#### TASK BRIEF:
How many of the lines that follow contain the word "xlabel"? Give only the number.

#### DATA SHOWN:
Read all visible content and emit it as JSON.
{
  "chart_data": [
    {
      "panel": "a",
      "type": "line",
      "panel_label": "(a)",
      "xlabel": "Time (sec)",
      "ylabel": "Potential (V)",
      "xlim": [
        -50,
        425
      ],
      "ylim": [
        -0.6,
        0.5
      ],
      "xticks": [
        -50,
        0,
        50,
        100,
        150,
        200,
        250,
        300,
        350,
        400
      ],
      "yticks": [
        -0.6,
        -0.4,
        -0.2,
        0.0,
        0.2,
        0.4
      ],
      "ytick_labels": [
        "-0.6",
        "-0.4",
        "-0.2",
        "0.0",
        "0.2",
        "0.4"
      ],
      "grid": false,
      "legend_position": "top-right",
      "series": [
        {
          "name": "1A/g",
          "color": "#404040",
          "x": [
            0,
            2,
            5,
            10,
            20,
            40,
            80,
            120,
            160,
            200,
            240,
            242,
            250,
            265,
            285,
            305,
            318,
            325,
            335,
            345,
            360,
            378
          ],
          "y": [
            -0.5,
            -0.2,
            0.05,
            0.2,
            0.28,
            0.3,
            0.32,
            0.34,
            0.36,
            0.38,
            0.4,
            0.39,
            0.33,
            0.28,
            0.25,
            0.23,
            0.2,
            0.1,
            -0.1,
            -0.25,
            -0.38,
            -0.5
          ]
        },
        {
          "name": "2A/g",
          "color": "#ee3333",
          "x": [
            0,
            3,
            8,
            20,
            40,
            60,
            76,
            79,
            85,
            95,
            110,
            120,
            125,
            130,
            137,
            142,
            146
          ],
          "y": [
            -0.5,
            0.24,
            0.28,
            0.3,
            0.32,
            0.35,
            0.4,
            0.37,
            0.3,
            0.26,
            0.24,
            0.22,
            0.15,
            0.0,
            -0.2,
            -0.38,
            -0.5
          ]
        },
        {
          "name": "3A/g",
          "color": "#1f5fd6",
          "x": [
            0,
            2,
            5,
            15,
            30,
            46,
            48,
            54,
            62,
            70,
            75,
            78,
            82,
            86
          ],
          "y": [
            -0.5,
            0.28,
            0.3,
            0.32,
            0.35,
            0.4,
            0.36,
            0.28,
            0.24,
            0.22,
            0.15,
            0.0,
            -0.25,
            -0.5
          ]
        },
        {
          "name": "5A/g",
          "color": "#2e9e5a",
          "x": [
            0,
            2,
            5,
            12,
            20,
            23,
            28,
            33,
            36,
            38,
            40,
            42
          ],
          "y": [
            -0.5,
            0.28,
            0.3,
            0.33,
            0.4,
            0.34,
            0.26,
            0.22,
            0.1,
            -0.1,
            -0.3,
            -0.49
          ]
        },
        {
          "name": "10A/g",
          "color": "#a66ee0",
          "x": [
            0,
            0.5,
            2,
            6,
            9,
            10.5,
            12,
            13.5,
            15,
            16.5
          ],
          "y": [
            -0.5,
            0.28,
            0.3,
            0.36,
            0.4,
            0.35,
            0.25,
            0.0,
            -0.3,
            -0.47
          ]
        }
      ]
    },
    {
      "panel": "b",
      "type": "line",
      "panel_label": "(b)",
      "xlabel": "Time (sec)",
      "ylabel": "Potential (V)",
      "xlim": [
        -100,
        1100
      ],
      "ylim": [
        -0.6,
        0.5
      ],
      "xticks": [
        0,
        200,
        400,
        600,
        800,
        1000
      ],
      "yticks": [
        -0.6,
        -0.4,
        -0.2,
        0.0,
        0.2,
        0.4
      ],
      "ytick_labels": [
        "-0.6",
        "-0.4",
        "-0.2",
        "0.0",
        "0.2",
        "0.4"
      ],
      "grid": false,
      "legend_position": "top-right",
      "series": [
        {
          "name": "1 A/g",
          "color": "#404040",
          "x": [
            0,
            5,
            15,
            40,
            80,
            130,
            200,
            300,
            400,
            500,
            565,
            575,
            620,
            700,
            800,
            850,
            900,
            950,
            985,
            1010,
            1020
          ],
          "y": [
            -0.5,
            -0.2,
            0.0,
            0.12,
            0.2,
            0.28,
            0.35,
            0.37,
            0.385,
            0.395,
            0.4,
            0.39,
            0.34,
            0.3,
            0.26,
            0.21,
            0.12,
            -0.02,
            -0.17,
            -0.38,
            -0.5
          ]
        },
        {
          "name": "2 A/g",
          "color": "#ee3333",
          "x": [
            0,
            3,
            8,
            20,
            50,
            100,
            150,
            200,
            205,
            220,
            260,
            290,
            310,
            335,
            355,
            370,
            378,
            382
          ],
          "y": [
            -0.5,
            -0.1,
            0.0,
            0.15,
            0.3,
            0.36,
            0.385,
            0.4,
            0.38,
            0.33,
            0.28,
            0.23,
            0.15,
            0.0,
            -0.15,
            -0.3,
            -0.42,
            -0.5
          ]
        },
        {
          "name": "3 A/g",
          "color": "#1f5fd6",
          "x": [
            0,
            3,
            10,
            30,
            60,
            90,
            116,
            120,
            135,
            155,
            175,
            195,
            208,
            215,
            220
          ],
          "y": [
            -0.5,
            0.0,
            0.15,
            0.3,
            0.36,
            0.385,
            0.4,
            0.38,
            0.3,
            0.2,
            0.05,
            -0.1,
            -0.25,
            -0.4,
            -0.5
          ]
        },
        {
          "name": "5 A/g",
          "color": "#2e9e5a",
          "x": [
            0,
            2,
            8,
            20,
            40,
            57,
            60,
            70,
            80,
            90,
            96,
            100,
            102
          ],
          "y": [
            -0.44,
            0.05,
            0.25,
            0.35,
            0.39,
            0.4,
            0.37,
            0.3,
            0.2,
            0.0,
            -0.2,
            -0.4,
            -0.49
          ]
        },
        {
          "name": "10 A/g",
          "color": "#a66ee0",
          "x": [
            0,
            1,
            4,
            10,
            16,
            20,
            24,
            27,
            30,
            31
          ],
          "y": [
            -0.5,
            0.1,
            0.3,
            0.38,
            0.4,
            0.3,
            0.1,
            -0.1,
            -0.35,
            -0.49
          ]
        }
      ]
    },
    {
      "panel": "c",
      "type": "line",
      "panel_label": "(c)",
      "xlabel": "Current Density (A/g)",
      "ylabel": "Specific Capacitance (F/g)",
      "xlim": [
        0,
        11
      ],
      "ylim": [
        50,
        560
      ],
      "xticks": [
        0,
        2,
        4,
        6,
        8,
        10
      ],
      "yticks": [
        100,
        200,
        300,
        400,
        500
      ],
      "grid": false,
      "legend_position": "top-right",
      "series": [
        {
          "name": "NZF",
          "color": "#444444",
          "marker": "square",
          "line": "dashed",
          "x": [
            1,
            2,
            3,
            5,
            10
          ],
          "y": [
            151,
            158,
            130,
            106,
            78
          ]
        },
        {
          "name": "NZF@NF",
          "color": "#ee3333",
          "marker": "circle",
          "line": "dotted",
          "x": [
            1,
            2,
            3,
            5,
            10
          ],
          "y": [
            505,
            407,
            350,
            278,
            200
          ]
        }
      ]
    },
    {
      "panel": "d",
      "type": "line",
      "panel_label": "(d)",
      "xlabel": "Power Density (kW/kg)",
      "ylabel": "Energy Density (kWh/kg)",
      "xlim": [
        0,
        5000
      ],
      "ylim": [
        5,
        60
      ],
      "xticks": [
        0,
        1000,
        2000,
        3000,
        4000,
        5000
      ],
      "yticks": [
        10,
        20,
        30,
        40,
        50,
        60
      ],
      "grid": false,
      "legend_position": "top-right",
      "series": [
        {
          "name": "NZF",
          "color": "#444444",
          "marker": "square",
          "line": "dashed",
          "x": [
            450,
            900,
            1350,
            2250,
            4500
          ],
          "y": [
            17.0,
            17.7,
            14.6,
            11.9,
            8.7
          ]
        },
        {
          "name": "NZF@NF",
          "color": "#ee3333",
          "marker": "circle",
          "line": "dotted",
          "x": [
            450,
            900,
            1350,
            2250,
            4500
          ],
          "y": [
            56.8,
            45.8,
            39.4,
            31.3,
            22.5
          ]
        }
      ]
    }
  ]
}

#### TASK ANSWER:
4